Print the lines of the material word for word, beginning with its first line and ending after the line that contains "bar-item-2-series-2 <box>934 379".

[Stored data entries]
▶

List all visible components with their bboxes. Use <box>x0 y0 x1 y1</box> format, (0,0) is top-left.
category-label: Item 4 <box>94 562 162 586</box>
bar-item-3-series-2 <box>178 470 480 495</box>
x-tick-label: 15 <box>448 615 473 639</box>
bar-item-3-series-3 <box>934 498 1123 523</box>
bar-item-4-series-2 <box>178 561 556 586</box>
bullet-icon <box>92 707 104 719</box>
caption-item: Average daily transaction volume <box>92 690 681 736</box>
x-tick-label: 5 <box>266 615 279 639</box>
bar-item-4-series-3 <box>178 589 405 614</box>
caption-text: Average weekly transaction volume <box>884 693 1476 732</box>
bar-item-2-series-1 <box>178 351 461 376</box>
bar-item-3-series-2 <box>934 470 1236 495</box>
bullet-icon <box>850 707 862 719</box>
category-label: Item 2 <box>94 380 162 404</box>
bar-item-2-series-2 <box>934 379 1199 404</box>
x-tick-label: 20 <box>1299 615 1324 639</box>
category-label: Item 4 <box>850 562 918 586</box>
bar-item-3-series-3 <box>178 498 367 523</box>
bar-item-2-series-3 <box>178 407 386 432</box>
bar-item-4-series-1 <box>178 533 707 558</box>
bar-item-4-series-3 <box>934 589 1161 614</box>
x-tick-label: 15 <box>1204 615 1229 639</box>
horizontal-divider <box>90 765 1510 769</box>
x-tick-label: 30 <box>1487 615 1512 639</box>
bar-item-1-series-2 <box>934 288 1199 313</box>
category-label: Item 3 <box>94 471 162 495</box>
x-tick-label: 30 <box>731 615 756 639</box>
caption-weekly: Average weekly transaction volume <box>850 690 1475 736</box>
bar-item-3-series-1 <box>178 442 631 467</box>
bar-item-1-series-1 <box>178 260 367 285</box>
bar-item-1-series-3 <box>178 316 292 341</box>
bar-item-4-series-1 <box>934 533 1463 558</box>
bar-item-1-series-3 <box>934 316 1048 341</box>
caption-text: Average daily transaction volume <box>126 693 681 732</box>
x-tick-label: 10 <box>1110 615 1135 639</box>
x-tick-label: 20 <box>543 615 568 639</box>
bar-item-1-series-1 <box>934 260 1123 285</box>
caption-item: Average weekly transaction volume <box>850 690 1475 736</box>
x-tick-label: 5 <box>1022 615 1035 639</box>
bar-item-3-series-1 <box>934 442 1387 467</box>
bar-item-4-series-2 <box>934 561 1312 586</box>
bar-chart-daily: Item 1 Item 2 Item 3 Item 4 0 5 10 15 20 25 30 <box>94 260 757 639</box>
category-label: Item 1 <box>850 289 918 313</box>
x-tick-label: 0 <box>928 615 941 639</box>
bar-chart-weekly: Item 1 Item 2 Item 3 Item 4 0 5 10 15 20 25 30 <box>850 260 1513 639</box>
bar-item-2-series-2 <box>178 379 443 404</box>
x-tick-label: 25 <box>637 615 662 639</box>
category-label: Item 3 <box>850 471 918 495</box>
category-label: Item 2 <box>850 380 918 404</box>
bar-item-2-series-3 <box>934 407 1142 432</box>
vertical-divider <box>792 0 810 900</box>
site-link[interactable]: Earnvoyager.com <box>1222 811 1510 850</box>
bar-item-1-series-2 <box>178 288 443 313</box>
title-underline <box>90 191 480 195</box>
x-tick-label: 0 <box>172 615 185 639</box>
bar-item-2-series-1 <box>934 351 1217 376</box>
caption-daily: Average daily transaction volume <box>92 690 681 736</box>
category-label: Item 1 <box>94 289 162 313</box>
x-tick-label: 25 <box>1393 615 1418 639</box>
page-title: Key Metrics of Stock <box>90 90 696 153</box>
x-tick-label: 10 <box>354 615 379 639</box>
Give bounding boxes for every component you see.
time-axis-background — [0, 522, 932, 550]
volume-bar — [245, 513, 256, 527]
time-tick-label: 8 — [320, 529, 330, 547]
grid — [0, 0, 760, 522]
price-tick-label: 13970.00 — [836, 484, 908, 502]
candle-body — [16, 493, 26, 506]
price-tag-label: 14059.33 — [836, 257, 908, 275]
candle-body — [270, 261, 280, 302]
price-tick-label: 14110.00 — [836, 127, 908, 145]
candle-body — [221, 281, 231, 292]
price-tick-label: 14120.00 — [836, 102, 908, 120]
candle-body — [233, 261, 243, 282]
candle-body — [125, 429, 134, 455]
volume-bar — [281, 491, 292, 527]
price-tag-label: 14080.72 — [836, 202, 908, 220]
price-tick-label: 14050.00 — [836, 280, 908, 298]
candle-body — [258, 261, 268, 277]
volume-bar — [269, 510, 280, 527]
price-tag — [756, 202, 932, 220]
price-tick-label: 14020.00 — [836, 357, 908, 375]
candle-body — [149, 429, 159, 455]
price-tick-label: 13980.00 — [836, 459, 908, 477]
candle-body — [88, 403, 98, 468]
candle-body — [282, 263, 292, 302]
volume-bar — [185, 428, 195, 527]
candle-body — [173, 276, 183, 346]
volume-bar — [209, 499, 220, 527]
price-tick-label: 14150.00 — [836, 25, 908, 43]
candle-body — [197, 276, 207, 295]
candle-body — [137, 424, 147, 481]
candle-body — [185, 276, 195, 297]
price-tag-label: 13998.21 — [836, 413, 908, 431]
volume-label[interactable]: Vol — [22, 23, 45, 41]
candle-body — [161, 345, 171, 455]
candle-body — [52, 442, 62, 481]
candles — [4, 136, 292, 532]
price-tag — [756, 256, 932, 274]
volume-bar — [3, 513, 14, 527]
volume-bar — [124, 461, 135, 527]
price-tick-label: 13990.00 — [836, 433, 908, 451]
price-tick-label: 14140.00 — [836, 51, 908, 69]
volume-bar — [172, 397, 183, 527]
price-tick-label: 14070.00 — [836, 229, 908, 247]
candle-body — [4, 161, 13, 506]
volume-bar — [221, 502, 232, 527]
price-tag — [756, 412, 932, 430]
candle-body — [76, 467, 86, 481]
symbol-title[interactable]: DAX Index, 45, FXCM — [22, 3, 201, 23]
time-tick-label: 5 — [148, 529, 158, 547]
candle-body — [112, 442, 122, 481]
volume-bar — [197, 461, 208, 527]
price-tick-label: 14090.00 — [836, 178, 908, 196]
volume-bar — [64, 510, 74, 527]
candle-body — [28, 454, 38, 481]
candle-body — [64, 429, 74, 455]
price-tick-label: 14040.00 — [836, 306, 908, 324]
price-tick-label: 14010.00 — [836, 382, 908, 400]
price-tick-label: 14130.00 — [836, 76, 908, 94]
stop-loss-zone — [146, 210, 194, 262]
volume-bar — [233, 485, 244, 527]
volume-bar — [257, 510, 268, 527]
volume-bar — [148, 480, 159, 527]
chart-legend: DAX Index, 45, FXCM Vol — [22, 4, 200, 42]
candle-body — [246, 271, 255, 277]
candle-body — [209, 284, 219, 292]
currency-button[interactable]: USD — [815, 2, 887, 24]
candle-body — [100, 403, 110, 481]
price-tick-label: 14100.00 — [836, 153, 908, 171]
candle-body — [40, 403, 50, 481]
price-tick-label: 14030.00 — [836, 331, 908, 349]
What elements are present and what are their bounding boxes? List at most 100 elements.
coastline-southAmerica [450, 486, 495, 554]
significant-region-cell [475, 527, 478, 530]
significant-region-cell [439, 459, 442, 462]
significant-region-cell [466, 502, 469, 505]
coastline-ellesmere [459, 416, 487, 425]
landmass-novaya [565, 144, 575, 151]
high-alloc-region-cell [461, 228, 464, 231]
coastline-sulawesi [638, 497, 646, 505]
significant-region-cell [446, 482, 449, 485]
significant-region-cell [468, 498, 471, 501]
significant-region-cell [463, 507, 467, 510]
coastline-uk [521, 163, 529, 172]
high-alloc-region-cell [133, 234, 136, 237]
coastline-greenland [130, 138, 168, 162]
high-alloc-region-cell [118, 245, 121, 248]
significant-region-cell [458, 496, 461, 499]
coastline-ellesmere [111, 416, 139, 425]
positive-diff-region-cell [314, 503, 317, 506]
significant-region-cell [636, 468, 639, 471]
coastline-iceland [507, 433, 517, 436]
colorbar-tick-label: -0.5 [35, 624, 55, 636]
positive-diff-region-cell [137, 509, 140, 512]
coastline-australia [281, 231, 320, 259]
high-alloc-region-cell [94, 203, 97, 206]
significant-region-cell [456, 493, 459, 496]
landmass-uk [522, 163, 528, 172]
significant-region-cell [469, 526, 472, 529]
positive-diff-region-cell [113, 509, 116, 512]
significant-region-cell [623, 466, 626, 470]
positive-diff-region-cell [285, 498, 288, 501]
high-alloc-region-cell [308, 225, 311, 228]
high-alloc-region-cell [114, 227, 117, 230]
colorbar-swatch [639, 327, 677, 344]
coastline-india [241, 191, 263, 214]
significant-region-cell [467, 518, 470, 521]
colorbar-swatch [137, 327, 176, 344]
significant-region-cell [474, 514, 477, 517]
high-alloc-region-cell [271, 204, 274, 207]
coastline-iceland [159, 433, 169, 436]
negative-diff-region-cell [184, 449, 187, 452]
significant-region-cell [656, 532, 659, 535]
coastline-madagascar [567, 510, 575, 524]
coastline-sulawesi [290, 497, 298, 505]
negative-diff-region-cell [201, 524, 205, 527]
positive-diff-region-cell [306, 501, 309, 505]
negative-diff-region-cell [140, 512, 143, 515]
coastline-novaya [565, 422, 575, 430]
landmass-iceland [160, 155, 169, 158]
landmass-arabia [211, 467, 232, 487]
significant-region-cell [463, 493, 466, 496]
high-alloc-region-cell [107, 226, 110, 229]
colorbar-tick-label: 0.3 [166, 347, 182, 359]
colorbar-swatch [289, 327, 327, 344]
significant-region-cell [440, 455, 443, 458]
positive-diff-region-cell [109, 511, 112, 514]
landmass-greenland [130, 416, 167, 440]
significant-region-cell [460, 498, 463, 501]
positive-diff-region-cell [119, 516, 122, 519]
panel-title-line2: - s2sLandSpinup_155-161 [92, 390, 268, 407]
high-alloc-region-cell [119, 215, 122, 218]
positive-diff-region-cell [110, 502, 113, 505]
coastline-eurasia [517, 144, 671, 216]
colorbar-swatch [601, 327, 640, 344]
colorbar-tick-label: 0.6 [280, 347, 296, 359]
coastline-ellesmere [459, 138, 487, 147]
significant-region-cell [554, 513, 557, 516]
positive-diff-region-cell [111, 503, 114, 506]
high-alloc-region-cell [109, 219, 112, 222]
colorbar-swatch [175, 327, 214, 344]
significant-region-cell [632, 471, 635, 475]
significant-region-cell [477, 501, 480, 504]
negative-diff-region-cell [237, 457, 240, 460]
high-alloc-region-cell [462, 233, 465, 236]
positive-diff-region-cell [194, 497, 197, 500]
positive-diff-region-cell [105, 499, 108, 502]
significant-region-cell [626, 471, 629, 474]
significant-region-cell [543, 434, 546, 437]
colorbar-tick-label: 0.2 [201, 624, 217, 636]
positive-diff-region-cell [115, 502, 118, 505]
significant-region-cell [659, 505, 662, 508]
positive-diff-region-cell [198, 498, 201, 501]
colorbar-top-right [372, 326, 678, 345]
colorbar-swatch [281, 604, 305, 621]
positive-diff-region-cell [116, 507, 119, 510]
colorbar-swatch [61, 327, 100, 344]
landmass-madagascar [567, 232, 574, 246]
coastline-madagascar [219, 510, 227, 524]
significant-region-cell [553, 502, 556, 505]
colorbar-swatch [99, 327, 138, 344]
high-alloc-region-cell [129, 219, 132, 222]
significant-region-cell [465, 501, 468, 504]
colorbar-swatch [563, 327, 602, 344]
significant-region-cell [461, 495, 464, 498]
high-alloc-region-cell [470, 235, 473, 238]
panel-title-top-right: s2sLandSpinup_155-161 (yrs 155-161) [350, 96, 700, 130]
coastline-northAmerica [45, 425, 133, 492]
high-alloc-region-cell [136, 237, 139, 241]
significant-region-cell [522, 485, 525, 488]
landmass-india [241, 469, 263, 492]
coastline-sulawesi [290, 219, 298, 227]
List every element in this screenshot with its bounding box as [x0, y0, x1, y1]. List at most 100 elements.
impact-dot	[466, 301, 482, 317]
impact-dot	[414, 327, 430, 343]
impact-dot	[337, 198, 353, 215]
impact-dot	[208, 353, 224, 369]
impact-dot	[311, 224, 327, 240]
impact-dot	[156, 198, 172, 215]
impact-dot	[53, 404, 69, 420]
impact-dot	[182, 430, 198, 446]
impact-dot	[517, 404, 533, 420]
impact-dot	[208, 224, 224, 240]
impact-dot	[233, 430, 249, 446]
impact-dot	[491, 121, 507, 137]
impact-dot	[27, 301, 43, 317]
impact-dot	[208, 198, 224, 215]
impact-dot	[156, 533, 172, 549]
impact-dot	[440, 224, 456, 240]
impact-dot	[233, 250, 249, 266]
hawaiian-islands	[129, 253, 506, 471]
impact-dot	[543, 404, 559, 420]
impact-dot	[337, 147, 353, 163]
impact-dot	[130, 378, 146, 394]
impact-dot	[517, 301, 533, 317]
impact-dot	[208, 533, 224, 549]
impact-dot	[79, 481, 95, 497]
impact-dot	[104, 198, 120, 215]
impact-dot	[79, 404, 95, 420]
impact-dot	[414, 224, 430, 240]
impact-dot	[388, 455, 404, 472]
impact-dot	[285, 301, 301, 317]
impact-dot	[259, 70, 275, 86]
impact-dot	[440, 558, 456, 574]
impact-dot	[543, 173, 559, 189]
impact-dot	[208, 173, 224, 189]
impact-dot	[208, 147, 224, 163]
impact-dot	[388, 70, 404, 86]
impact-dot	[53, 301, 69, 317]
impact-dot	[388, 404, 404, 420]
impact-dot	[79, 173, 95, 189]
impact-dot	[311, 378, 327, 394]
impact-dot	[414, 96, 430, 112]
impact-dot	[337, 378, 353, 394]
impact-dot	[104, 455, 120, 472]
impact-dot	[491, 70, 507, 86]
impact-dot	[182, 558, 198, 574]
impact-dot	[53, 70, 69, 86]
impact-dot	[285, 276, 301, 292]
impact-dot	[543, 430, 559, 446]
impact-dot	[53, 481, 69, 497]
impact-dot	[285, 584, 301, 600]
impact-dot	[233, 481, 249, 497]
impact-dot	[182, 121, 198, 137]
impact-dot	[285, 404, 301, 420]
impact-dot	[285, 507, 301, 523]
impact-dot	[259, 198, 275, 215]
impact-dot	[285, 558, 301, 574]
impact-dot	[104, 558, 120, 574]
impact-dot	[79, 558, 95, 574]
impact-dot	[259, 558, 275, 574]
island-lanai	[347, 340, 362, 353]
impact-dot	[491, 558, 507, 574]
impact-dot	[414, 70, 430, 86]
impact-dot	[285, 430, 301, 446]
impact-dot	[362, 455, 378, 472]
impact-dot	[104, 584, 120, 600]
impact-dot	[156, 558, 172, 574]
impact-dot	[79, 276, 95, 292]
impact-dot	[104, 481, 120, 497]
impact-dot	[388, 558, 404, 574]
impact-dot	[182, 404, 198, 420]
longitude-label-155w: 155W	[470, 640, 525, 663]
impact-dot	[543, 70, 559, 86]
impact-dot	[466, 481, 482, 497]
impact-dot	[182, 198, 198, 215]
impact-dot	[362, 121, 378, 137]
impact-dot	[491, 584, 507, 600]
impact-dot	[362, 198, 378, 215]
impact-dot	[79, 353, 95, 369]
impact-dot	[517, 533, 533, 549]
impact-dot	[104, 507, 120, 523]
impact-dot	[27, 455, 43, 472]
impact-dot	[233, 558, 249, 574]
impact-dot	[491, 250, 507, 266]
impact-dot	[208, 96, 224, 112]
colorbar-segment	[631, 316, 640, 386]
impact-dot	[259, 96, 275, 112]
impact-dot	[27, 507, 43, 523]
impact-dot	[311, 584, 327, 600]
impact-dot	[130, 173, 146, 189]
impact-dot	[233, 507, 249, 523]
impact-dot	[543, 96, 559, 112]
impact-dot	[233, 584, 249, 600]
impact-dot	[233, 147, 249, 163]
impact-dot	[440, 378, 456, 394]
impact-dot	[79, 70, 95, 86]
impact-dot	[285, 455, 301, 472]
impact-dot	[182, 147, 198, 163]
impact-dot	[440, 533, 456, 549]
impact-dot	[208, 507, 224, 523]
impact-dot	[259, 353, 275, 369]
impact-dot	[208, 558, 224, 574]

◀

> WORKED ANSWER:
List all visible components with their bboxes. Use <box>x0 y0 x1 y1</box> format, (0,0) is top-left.
category-label: Item 4 <box>94 562 162 586</box>
bar-item-3-series-2 <box>178 470 480 495</box>
x-tick-label: 15 <box>448 615 473 639</box>
bar-item-3-series-3 <box>934 498 1123 523</box>
bar-item-4-series-2 <box>178 561 556 586</box>
bullet-icon <box>92 707 104 719</box>
caption-item: Average daily transaction volume <box>92 690 681 736</box>
x-tick-label: 5 <box>266 615 279 639</box>
bar-item-4-series-3 <box>178 589 405 614</box>
caption-text: Average weekly transaction volume <box>884 693 1476 732</box>
bar-item-2-series-1 <box>178 351 461 376</box>
bar-item-3-series-2 <box>934 470 1236 495</box>
bullet-icon <box>850 707 862 719</box>
category-label: Item 2 <box>94 380 162 404</box>
bar-item-2-series-2 <box>934 379 1199 404</box>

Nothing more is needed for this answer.